(What is being asked): Copy the records verbatim, from the start of the records through the line containing "415, 105, 431]", including both ends.
#####
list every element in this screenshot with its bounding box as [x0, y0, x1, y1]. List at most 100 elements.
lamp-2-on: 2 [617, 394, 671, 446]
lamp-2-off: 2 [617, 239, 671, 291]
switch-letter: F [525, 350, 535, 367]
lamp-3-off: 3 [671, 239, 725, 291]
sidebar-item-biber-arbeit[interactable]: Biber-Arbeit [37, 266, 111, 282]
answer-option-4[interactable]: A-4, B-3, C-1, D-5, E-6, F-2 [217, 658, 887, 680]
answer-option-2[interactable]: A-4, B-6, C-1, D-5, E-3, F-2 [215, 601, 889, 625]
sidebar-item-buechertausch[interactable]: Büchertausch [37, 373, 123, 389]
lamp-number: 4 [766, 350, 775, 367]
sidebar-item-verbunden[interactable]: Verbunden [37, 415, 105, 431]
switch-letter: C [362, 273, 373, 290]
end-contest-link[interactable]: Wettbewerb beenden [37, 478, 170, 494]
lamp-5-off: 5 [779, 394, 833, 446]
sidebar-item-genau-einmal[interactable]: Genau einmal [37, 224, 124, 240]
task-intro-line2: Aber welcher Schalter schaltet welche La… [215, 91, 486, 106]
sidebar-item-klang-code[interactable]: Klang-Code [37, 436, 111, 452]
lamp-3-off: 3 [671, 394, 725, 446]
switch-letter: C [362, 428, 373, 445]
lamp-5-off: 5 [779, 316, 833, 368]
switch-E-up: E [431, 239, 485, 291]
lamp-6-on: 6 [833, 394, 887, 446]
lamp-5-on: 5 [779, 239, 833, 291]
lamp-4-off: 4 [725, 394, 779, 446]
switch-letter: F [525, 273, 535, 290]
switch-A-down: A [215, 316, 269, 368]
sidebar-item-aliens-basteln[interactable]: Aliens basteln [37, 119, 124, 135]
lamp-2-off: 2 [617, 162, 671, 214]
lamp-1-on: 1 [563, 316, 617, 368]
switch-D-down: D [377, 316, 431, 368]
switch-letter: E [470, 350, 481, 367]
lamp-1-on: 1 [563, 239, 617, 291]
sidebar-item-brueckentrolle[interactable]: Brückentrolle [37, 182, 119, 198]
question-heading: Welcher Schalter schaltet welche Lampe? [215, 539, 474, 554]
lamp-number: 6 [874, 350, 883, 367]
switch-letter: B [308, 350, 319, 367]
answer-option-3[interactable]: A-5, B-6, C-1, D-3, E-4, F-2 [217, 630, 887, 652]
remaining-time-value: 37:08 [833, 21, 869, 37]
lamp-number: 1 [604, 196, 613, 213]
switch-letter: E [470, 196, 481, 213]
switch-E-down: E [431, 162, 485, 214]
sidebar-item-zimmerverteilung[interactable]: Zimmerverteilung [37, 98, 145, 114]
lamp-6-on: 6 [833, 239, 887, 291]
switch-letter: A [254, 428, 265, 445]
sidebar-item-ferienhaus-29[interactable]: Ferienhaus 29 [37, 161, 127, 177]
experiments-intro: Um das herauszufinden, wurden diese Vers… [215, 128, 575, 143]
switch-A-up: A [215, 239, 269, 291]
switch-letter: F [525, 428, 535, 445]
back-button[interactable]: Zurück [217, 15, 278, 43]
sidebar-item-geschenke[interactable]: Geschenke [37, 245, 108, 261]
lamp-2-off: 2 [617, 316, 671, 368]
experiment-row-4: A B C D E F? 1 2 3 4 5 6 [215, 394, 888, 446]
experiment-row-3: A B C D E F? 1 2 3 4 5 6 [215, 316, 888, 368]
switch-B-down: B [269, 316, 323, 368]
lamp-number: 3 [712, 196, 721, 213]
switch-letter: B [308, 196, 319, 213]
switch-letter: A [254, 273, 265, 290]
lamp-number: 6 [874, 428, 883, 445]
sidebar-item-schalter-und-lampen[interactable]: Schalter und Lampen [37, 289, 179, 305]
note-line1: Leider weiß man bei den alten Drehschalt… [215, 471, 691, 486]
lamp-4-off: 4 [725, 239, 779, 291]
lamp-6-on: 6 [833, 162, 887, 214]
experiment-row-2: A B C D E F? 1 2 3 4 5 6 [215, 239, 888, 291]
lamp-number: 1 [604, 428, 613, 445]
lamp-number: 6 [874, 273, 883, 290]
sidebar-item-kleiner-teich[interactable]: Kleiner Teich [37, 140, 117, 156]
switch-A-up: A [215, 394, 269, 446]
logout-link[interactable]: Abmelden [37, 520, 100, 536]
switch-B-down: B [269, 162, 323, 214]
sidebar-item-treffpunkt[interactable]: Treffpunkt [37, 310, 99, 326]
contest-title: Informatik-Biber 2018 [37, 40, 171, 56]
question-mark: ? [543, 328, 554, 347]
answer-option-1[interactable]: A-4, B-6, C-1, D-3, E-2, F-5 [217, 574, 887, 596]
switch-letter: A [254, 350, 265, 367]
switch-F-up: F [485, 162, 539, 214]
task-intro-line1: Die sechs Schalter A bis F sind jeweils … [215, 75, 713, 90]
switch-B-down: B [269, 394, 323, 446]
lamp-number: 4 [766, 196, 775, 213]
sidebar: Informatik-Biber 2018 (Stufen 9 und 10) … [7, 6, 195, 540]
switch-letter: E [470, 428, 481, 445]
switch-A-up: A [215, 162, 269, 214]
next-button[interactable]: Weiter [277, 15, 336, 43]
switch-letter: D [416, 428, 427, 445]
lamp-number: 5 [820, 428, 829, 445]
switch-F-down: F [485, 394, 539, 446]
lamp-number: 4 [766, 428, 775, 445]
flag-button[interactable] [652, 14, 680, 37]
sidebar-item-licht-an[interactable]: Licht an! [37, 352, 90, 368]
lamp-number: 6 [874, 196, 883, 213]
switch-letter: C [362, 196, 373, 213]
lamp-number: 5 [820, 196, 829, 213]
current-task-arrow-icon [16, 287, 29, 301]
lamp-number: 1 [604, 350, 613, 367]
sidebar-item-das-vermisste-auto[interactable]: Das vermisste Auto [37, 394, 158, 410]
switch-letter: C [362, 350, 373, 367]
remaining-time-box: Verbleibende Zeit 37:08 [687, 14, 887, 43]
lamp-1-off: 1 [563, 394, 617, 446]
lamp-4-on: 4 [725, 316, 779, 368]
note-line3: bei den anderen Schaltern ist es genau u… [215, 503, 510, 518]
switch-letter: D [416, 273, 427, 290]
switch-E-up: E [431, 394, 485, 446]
#####
(Solution):
list every element in this screenshot with its bounding box as [x0, y0, x1, y1]. List at most 100 elements.
lamp-2-on: 2 [617, 394, 671, 446]
lamp-2-off: 2 [617, 239, 671, 291]
switch-letter: F [525, 350, 535, 367]
lamp-3-off: 3 [671, 239, 725, 291]
sidebar-item-biber-arbeit[interactable]: Biber-Arbeit [37, 266, 111, 282]
answer-option-4[interactable]: A-4, B-3, C-1, D-5, E-6, F-2 [217, 658, 887, 680]
answer-option-2[interactable]: A-4, B-6, C-1, D-5, E-3, F-2 [215, 601, 889, 625]
sidebar-item-buechertausch[interactable]: Büchertausch [37, 373, 123, 389]
lamp-number: 4 [766, 350, 775, 367]
sidebar-item-verbunden[interactable]: Verbunden [37, 415, 105, 431]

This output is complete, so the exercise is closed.